-- Start of EXERCISE INPUT --

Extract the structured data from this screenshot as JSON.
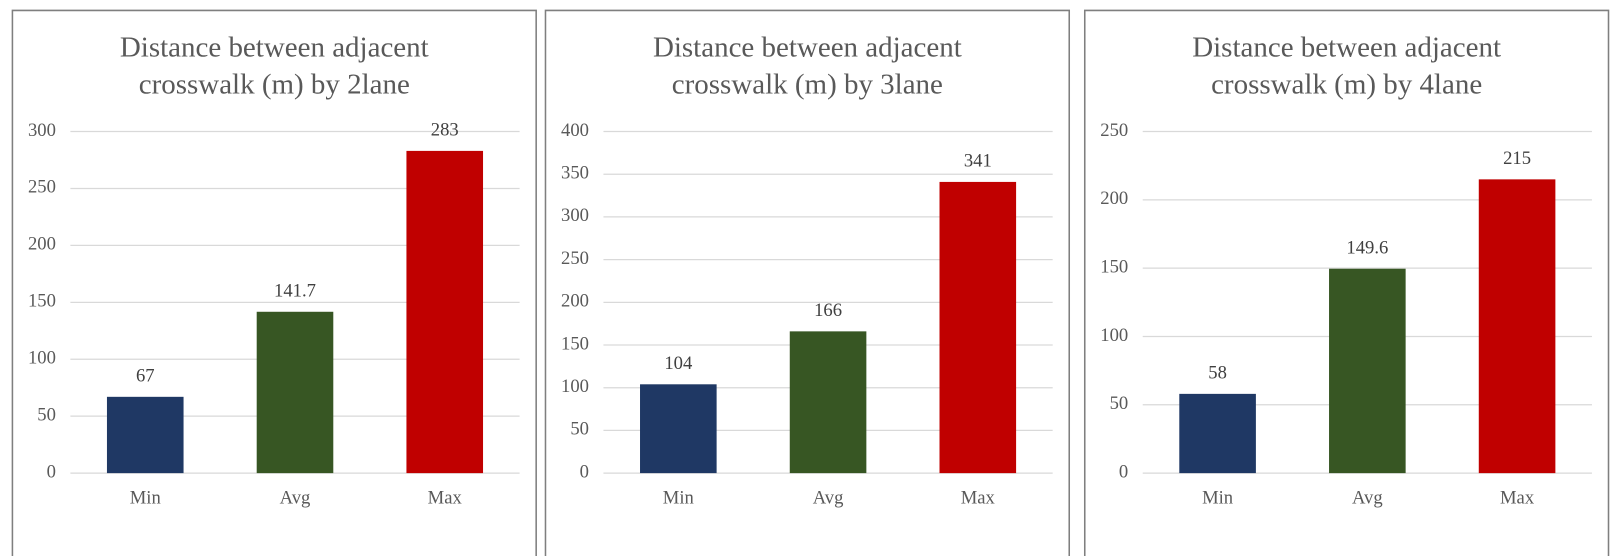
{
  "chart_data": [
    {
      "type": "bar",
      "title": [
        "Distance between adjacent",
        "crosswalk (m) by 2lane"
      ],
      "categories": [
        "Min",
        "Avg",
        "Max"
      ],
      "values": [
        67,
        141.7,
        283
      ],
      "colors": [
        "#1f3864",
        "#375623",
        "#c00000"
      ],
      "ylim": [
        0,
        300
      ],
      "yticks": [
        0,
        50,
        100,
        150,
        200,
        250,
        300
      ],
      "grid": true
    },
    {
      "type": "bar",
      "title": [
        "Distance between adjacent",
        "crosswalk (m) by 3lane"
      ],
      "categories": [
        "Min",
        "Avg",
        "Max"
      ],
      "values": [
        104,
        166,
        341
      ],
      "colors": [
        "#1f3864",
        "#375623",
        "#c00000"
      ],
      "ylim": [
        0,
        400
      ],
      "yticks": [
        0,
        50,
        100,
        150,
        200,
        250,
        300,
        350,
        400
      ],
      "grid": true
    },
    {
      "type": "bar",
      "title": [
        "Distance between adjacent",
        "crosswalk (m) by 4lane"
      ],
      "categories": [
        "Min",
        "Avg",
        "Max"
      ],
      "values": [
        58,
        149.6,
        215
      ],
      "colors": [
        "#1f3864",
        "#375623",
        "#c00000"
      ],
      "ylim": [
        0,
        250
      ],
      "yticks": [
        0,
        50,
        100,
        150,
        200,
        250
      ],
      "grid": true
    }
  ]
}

-- End of EXERCISE INPUT --

SET TASK — Output each line exactly; omit every picture.

TASK OUTPUT —
Extract the structured data from this screenshot as JSON.
{
  "chart_data": [
    {
      "type": "bar",
      "title": [
        "Distance between adjacent",
        "crosswalk (m) by 2lane"
      ],
      "categories": [
        "Min",
        "Avg",
        "Max"
      ],
      "values": [
        67,
        141.7,
        283
      ],
      "colors": [
        "#1f3864",
        "#375623",
        "#c00000"
      ],
      "ylim": [
        0,
        300
      ],
      "yticks": [
        0,
        50,
        100,
        150,
        200,
        250,
        300
      ],
      "grid": true
    },
    {
      "type": "bar",
      "title": [
        "Distance between adjacent",
        "crosswalk (m) by 3lane"
      ],
      "categories": [
        "Min",
        "Avg",
        "Max"
      ],
      "values": [
        104,
        166,
        341
      ],
      "colors": [
        "#1f3864",
        "#375623",
        "#c00000"
      ],
      "ylim": [
        0,
        400
      ],
      "yticks": [
        0,
        50,
        100,
        150,
        200,
        250,
        300,
        350,
        400
      ],
      "grid": true
    },
    {
      "type": "bar",
      "title": [
        "Distance between adjacent",
        "crosswalk (m) by 4lane"
      ],
      "categories": [
        "Min",
        "Avg",
        "Max"
      ],
      "values": [
        58,
        149.6,
        215
      ],
      "colors": [
        "#1f3864",
        "#375623",
        "#c00000"
      ],
      "ylim": [
        0,
        250
      ],
      "yticks": [
        0,
        50,
        100,
        150,
        200,
        250
      ],
      "grid": true
    }
  ]
}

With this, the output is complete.